■ **THE INPUT**:
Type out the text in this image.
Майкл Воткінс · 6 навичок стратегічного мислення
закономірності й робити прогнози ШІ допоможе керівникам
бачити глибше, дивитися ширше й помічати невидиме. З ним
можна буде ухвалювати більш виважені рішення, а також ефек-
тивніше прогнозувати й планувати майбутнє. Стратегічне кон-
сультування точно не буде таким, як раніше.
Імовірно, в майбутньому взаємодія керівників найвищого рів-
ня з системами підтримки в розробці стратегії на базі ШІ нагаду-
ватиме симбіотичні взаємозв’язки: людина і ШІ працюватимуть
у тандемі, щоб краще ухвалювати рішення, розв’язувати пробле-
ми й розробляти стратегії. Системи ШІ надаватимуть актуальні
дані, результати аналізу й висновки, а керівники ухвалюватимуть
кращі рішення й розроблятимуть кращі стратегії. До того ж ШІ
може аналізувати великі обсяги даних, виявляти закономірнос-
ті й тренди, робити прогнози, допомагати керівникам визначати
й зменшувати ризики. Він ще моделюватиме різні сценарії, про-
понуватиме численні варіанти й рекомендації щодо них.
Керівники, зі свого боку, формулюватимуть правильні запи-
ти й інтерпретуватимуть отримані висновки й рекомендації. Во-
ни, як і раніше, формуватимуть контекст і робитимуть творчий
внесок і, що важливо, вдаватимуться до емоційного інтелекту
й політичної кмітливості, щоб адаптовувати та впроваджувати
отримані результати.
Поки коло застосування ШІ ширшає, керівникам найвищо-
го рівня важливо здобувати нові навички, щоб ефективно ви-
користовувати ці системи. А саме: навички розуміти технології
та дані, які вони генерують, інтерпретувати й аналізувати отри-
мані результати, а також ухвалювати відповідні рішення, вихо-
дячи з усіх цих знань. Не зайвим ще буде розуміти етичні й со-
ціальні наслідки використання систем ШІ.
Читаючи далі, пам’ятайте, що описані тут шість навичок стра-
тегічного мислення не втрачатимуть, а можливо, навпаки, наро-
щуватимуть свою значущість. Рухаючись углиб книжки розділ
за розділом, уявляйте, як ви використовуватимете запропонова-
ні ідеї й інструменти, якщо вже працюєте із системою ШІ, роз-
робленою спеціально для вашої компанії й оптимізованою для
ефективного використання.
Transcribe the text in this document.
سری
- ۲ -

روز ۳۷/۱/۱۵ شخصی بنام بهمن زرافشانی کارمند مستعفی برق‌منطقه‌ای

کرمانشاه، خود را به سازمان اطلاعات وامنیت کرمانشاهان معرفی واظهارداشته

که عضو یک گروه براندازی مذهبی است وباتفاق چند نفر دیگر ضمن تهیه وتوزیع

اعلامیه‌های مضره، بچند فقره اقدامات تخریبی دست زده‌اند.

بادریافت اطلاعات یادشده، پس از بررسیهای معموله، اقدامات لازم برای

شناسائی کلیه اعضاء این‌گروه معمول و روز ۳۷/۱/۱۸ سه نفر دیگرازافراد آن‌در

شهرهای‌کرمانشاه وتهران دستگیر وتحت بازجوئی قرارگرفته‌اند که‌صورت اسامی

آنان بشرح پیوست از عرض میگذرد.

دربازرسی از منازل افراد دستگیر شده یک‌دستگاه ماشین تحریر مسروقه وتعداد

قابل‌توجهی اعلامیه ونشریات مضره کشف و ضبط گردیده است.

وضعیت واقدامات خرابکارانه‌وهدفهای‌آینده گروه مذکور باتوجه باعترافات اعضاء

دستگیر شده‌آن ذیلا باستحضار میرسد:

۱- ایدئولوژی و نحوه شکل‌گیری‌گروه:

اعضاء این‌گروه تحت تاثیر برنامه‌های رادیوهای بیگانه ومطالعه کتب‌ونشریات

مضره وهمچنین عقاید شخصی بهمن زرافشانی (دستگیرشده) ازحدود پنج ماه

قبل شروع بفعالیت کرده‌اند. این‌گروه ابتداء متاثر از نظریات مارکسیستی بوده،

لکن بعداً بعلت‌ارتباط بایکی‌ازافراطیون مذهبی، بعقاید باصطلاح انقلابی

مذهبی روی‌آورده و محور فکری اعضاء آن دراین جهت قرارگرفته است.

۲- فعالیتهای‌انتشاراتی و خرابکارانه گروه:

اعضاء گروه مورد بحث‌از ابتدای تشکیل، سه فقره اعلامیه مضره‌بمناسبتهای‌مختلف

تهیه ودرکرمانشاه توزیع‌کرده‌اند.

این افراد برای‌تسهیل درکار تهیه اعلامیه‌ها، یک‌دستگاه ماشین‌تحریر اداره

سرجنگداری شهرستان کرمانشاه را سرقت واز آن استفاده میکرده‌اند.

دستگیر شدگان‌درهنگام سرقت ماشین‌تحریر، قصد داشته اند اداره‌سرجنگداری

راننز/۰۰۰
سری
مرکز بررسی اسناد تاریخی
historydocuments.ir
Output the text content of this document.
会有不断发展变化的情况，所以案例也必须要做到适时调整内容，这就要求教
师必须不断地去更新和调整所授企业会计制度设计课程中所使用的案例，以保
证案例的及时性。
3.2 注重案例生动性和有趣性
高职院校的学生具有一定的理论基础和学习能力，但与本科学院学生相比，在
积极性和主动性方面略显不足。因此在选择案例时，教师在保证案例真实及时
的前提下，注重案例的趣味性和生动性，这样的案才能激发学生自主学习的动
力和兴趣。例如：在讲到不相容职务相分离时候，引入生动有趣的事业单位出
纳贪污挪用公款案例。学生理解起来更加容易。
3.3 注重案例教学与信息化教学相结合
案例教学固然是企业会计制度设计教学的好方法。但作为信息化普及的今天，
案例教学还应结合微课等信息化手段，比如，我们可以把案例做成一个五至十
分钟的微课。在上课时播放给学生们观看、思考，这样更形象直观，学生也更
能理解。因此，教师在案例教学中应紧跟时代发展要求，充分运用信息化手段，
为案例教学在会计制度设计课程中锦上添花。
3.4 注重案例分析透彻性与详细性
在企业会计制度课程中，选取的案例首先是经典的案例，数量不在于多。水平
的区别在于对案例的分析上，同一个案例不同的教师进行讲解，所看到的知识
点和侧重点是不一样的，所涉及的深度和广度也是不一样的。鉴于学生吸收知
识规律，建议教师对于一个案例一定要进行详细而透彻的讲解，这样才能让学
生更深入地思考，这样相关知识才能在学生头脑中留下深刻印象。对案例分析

■ **AIM**: Return each entry from the material above exactly as it appears.

■ **TASK ANSWER**:
Type out the text in this image.
Майкл Воткінс · 6 навичок стратегічного мислення
закономірності й робити прогнози ШІ допоможе керівникам
бачити глибше, дивитися ширше й помічати невидиме. З ним
можна буде ухвалювати більш виважені рішення, а також ефек-
тивніше прогнозувати й планувати майбутнє. Стратегічне кон-
сультування точно не буде таким, як раніше.
Імовірно, в майбутньому взаємодія керівників найвищого рів-
ня з системами підтримки в розробці стратегії на базі ШІ нагаду-
ватиме симбіотичні взаємозв’язки: людина і ШІ працюватимуть
у тандемі, щоб краще ухвалювати рішення, розв’язувати пробле-
ми й розробляти стратегії. Системи ШІ надаватимуть актуальні
дані, результати аналізу й висновки, а керівники ухвалюватимуть
кращі рішення й розроблятимуть кращі стратегії. До того ж ШІ
може аналізувати великі обсяги даних, виявляти закономірнос-
ті й тренди, робити прогнози, допомагати керівникам визначати
й зменшувати ризики. Він ще моделюватиме різні сценарії, про-
понуватиме численні варіанти й рекомендації щодо них.
Керівники, зі свого боку, формулюватимуть правильні запи-
ти й інтерпретуватимуть отримані висновки й рекомендації. Во-
ни, як і раніше, формуватимуть контекст і робитимуть творчий
внесок і, що важливо, вдаватимуться до емоційного інтелекту
й політичної кмітливості, щоб адаптовувати та впроваджувати
отримані результати.
Поки коло застосування ШІ ширшає, керівникам найвищо-
го рівня важливо здобувати нові навички, щоб ефективно ви-
користовувати ці системи. А саме: навички розуміти технології
та дані, які вони генерують, інтерпретувати й аналізувати отри-
мані результати, а також ухвалювати відповідні рішення, вихо-
дячи з усіх цих знань. Не зайвим ще буде розуміти етичні й со-
ціальні наслідки використання систем ШІ.
Читаючи далі, пам’ятайте, що описані тут шість навичок стра-
тегічного мислення не втрачатимуть, а можливо, навпаки, наро-
щуватимуть свою значущість. Рухаючись углиб книжки розділ
за розділом, уявляйте, як ви використовуватимете запропонова-
ні ідеї й інструменти, якщо вже працюєте із системою ШІ, роз-
робленою спеціально для вашої компанії й оптимізованою для
ефективного використання.
Transcribe the text in this document.
سری
- ۲ -

روز ۳۷/۱/۱۵ شخصی بنام بهمن زرافشانی کارمند مستعفی برق‌منطقه‌ای

کرمانشاه، خود را به سازمان اطلاعات وامنیت کرمانشاهان معرفی واظهارداشته

که عضو یک گروه براندازی مذهبی است وباتفاق چند نفر دیگر ضمن تهیه وتوزیع

اعلامیه‌های مضره، بچند فقره اقدامات تخریبی دست زده‌اند.

بادریافت اطلاعات یادشده، پس از بررسیهای معموله، اقدامات لازم برای

شناسائی کلیه اعضاء این‌گروه معمول و روز ۳۷/۱/۱۸ سه نفر دیگرازافراد آن‌در

شهرهای‌کرمانشاه وتهران دستگیر وتحت بازجوئی قرارگرفته‌اند که‌صورت اسامی

آنان بشرح پیوست از عرض میگذرد.

دربازرسی از منازل افراد دستگیر شده یک‌دستگاه ماشین تحریر مسروقه وتعداد

قابل‌توجهی اعلامیه ونشریات مضره کشف و ضبط گردیده است.

وضعیت واقدامات خرابکارانه‌وهدفهای‌آینده گروه مذکور باتوجه باعترافات اعضاء

دستگیر شده‌آن ذیلا باستحضار میرسد:

۱- ایدئولوژی و نحوه شکل‌گیری‌گروه:

اعضاء این‌گروه تحت تاثیر برنامه‌های رادیوهای بیگانه ومطالعه کتب‌ونشریات

مضره وهمچنین عقاید شخصی بهمن زرافشانی (دستگیرشده) ازحدود پنج ماه

قبل شروع بفعالیت کرده‌اند. این‌گروه ابتداء متاثر از نظریات مارکسیستی بوده،

لکن بعداً بعلت‌ارتباط بایکی‌ازافراطیون مذهبی، بعقاید باصطلاح انقلابی

مذهبی روی‌آورده و محور فکری اعضاء آن دراین جهت قرارگرفته است.

۲- فعالیتهای‌انتشاراتی و خرابکارانه گروه:

اعضاء گروه مورد بحث‌از ابتدای تشکیل، سه فقره اعلامیه مضره‌بمناسبتهای‌مختلف

تهیه ودرکرمانشاه توزیع‌کرده‌اند.

این افراد برای‌تسهیل درکار تهیه اعلامیه‌ها، یک‌دستگاه ماشین‌تحریر اداره

سرجنگداری شهرستان کرمانشاه را سرقت واز آن استفاده میکرده‌اند.

دستگیر شدگان‌درهنگام سرقت ماشین‌تحریر، قصد داشته اند اداره‌سرجنگداری

راننز/۰۰۰
سری
مرکز بررسی اسناد تاریخی
historydocuments.ir
Output the text content of this document.
会有不断发展变化的情况，所以案例也必须要做到适时调整内容，这就要求教
师必须不断地去更新和调整所授企业会计制度设计课程中所使用的案例，以保
证案例的及时性。
3.2 注重案例生动性和有趣性
高职院校的学生具有一定的理论基础和学习能力，但与本科学院学生相比，在
积极性和主动性方面略显不足。因此在选择案例时，教师在保证案例真实及时
的前提下，注重案例的趣味性和生动性，这样的案才能激发学生自主学习的动
力和兴趣。例如：在讲到不相容职务相分离时候，引入生动有趣的事业单位出
纳贪污挪用公款案例。学生理解起来更加容易。
3.3 注重案例教学与信息化教学相结合
案例教学固然是企业会计制度设计教学的好方法。但作为信息化普及的今天，
案例教学还应结合微课等信息化手段，比如，我们可以把案例做成一个五至十
分钟的微课。在上课时播放给学生们观看、思考，这样更形象直观，学生也更
能理解。因此，教师在案例教学中应紧跟时代发展要求，充分运用信息化手段，
为案例教学在会计制度设计课程中锦上添花。
3.4 注重案例分析透彻性与详细性
在企业会计制度课程中，选取的案例首先是经典的案例，数量不在于多。水平
的区别在于对案例的分析上，同一个案例不同的教师进行讲解，所看到的知识
点和侧重点是不一样的，所涉及的深度和广度也是不一样的。鉴于学生吸收知
识规律，建议教师对于一个案例一定要进行详细而透彻的讲解，这样才能让学
生更深入地思考，这样相关知识才能在学生头脑中留下深刻印象。对案例分析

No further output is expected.